▶ **Set task**
Search the data for the string "Average" and extract every line where it appears.

▶ **Given data**
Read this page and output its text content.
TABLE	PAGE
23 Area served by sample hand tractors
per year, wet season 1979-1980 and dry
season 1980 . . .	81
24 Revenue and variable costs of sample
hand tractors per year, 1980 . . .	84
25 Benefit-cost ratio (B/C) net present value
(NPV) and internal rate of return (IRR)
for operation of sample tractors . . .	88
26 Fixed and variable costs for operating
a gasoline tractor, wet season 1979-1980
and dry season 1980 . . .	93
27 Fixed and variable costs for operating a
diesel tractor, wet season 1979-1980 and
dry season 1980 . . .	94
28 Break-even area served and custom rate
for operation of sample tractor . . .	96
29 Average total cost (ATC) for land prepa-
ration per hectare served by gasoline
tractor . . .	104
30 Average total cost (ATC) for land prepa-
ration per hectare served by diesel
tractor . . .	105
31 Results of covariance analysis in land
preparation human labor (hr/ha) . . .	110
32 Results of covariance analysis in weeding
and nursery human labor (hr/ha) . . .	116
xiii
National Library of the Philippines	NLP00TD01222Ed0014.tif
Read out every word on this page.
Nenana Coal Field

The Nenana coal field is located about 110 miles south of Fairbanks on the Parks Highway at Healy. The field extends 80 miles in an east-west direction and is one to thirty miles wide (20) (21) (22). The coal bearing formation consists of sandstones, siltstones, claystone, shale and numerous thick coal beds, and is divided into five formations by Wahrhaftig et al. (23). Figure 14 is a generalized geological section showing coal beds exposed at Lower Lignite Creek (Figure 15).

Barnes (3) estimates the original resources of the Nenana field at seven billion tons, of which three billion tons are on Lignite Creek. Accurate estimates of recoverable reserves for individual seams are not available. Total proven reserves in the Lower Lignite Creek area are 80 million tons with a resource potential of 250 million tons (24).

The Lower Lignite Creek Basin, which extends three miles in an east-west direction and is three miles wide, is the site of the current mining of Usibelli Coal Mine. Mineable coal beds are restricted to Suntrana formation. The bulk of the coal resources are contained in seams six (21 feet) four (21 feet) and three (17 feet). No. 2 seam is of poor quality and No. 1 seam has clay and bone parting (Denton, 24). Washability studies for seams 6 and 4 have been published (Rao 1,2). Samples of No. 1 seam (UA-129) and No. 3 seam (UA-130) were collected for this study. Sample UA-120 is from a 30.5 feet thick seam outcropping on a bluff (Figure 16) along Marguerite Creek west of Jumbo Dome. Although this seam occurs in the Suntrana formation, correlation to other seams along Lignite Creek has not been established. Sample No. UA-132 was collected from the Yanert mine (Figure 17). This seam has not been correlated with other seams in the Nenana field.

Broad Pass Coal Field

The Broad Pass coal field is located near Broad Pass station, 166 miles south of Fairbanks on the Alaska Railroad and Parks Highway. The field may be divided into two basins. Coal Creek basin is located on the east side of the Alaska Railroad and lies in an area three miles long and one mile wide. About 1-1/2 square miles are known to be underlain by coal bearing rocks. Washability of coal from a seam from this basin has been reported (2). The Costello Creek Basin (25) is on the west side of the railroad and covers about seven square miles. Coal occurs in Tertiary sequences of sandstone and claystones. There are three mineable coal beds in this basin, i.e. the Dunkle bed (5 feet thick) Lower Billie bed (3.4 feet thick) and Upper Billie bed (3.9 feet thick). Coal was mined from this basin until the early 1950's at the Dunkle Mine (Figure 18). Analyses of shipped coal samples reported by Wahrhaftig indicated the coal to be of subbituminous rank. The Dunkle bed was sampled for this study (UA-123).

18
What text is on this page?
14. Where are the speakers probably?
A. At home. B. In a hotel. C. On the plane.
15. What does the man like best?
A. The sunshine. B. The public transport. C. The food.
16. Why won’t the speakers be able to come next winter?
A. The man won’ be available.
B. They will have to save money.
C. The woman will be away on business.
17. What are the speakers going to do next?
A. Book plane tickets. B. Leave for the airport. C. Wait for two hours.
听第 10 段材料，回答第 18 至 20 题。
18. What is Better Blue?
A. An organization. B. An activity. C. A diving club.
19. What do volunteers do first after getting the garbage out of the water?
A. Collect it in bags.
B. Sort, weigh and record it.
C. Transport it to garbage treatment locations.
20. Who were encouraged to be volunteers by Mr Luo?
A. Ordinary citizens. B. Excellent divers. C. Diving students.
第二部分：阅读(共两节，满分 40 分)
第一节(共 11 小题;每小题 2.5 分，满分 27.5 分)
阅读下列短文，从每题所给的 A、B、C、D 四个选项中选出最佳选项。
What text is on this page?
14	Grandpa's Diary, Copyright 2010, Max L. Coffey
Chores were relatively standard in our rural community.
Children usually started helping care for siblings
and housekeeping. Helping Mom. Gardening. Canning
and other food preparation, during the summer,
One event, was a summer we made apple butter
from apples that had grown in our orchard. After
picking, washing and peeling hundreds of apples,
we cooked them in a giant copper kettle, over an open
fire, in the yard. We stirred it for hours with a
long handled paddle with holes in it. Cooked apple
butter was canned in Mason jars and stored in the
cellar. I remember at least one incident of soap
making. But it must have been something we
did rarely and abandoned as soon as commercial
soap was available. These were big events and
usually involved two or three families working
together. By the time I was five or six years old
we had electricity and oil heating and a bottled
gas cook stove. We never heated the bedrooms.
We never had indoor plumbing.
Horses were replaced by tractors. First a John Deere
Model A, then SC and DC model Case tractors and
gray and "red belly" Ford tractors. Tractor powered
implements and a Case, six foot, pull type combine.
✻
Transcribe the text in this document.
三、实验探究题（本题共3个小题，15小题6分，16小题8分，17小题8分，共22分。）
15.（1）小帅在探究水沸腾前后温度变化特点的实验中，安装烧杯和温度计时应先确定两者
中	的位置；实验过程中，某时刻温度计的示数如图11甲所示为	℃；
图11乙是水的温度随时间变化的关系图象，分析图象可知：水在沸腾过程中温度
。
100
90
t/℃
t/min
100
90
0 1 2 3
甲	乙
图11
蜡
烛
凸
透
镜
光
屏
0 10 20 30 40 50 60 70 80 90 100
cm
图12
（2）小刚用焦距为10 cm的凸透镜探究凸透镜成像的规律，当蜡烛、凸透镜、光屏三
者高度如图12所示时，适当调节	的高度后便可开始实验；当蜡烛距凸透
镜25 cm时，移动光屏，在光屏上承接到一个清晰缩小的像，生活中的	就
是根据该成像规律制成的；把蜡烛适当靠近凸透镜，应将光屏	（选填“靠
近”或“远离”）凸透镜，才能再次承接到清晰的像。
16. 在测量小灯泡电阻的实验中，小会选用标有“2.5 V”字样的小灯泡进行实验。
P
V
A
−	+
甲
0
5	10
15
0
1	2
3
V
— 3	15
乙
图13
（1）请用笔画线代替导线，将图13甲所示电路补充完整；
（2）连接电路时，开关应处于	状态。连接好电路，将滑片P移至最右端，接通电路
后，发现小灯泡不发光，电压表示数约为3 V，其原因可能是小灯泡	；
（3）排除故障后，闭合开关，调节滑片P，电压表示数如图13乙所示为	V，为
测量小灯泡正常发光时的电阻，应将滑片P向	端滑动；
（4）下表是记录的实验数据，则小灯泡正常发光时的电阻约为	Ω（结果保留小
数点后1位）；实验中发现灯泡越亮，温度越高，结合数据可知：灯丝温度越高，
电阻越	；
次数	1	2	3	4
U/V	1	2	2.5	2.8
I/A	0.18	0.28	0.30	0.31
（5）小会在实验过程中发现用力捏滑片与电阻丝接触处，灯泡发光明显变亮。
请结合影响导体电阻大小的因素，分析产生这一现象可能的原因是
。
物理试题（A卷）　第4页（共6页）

▶ **Exercise solution**
29 Average total cost (ATC) for land prepa-
30 Average total cost (ATC) for land prepa-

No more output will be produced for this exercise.